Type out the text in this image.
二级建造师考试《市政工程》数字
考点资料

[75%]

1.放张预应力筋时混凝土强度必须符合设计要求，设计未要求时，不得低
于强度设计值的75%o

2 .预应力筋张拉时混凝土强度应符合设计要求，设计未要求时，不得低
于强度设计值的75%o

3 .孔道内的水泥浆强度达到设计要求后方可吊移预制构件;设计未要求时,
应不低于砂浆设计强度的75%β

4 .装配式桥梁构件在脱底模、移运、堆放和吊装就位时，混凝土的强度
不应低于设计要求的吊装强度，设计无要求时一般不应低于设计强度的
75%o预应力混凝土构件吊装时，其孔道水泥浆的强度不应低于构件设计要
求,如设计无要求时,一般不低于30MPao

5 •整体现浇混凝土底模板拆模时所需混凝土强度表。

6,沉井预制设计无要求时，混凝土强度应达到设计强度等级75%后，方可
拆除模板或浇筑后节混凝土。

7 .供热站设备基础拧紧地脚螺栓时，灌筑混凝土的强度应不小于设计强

...

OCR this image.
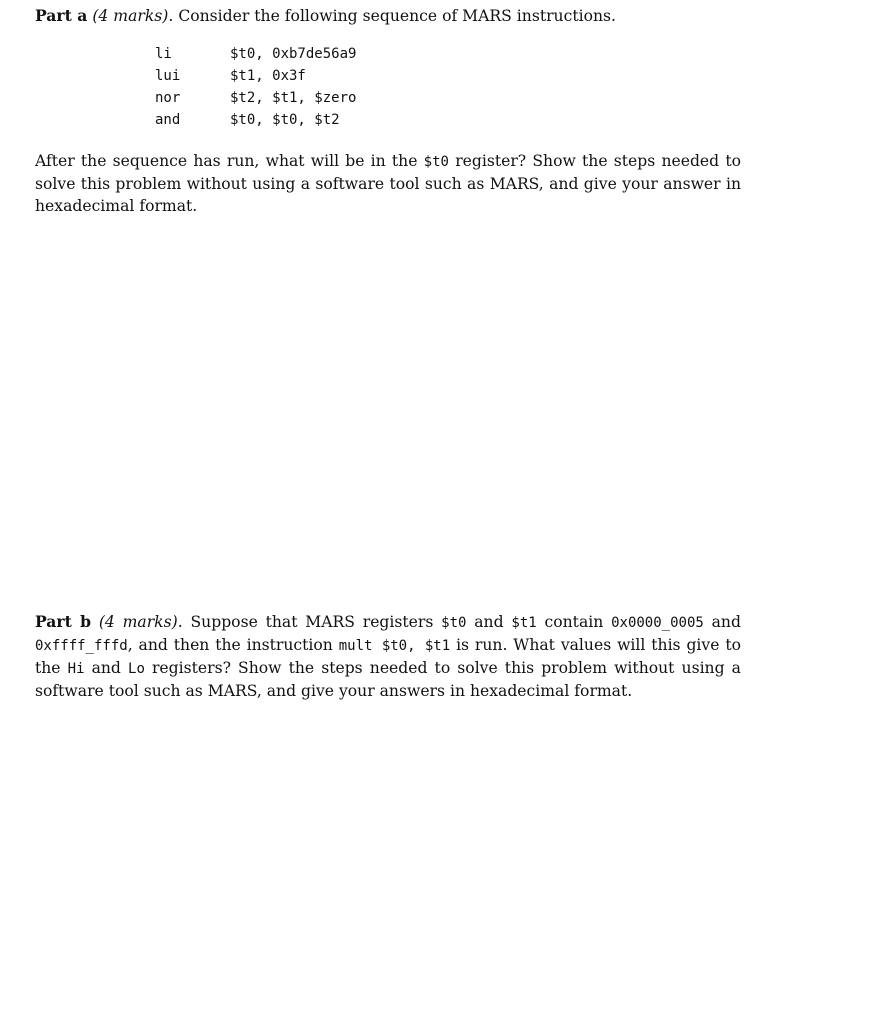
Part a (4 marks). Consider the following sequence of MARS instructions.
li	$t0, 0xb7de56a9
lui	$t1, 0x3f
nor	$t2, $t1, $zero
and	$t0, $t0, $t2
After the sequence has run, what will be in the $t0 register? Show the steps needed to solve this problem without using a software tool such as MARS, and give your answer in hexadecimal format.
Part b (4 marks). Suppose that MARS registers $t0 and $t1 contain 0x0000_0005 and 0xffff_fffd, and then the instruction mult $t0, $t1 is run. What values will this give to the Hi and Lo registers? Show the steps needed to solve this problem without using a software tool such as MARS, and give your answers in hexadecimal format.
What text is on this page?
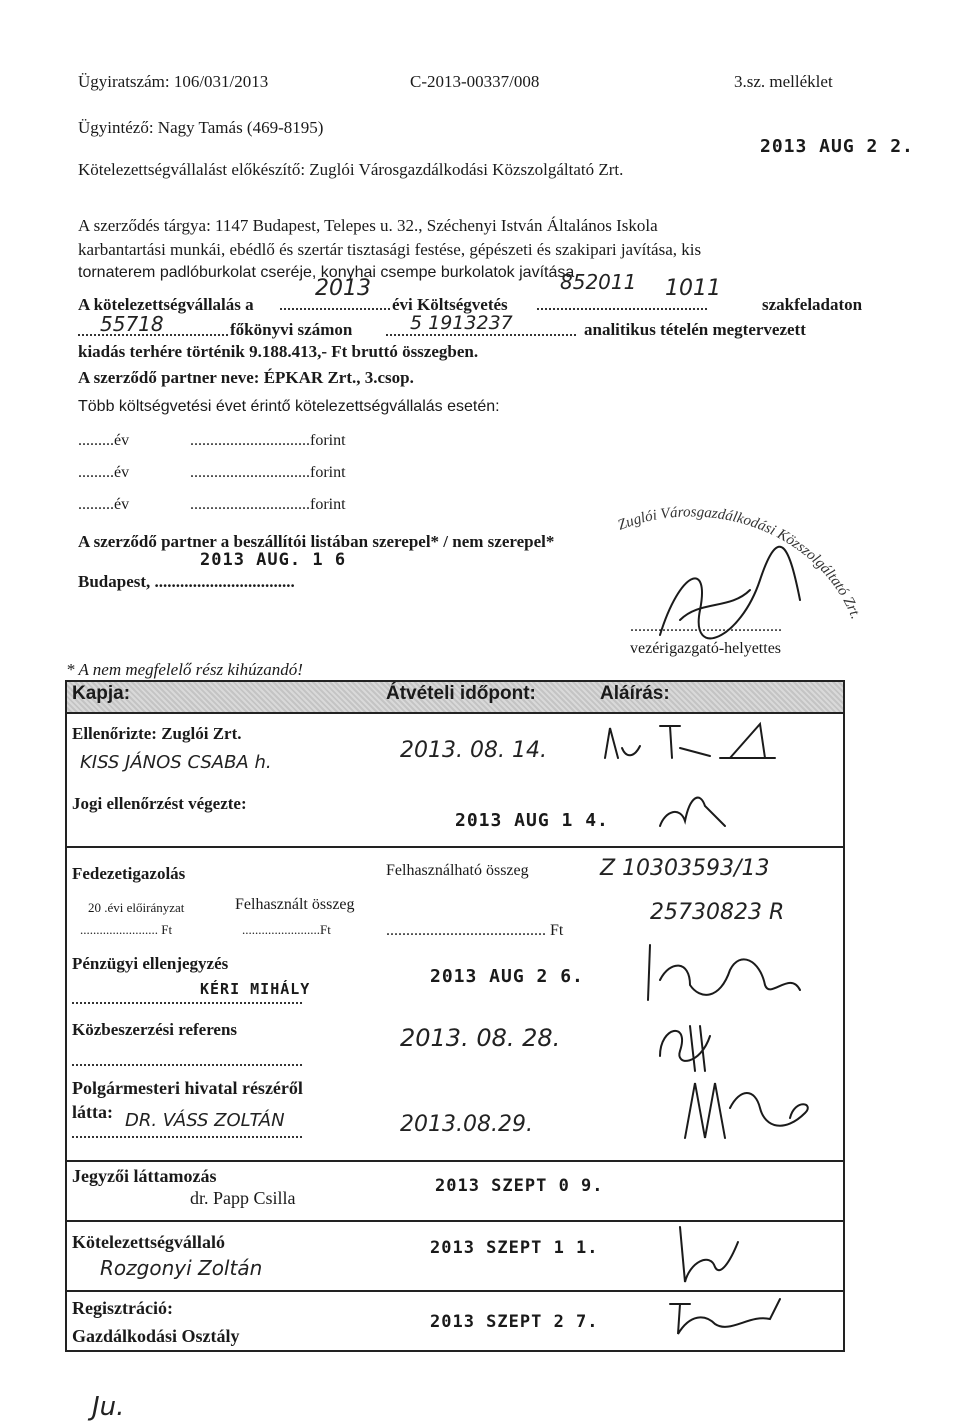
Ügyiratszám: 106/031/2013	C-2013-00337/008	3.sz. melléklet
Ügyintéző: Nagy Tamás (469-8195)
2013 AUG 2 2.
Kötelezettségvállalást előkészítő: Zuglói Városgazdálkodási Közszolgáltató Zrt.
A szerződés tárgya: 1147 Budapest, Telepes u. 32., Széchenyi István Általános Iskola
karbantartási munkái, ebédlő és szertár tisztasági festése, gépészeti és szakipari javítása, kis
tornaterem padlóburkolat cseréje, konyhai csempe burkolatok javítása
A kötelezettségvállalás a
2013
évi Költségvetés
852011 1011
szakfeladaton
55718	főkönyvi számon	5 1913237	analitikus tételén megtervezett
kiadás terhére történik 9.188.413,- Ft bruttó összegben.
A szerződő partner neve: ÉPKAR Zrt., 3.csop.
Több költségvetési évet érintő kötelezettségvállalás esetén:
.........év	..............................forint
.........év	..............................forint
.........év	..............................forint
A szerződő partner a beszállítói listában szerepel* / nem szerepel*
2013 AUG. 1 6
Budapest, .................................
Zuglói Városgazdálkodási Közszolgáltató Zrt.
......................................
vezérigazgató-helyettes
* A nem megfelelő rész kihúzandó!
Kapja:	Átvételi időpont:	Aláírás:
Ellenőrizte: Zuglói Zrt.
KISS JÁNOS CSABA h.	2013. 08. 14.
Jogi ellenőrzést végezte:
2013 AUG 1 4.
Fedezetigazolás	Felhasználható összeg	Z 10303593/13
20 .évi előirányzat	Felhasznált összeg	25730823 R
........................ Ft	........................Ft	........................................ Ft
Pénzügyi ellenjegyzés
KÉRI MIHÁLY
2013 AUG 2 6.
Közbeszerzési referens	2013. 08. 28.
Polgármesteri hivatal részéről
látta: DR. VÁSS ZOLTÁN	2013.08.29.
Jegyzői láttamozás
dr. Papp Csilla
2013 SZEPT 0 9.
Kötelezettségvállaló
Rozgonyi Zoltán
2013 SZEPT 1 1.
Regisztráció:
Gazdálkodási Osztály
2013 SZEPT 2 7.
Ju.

==

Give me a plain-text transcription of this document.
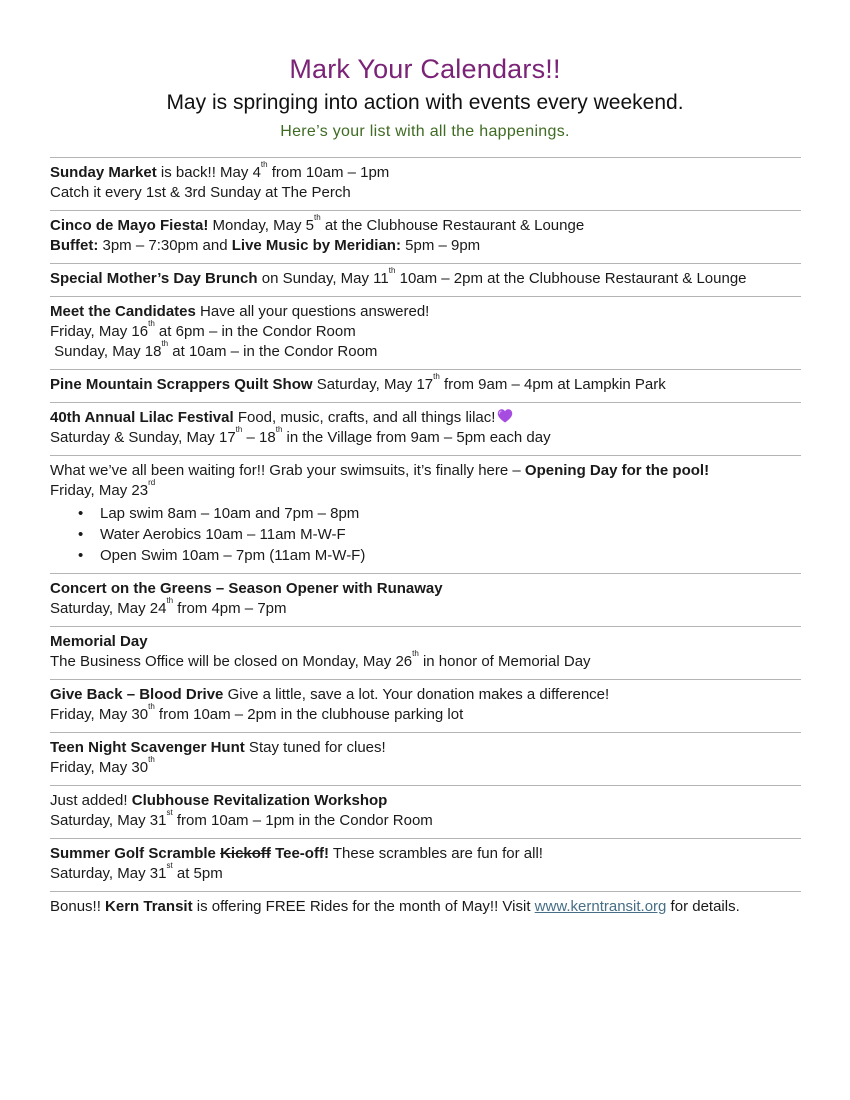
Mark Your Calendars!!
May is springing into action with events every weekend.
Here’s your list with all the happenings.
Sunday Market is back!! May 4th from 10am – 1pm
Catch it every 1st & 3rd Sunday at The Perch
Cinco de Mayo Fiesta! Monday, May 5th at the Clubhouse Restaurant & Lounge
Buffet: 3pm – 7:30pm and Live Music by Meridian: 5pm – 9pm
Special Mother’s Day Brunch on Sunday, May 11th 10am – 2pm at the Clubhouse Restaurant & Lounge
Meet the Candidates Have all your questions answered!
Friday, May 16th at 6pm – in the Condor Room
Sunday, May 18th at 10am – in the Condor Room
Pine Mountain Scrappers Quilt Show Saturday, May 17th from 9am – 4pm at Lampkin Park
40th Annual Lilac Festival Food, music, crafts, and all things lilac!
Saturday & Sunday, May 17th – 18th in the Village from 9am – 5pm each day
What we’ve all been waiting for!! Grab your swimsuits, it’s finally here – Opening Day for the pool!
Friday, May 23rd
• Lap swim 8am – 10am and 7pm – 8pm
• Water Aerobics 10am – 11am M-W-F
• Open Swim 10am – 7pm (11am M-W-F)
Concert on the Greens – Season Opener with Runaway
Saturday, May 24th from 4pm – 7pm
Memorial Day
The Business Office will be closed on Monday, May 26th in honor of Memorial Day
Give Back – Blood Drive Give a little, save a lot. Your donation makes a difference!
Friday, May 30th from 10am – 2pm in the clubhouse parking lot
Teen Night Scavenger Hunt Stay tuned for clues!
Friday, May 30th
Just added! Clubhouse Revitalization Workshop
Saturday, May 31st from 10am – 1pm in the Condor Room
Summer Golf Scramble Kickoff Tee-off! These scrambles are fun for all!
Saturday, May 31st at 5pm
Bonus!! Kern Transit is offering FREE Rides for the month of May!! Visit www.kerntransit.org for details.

(Directions)
Say how many lines in the listing above include "MARS". Give nothing but the number.

(Full solution)
3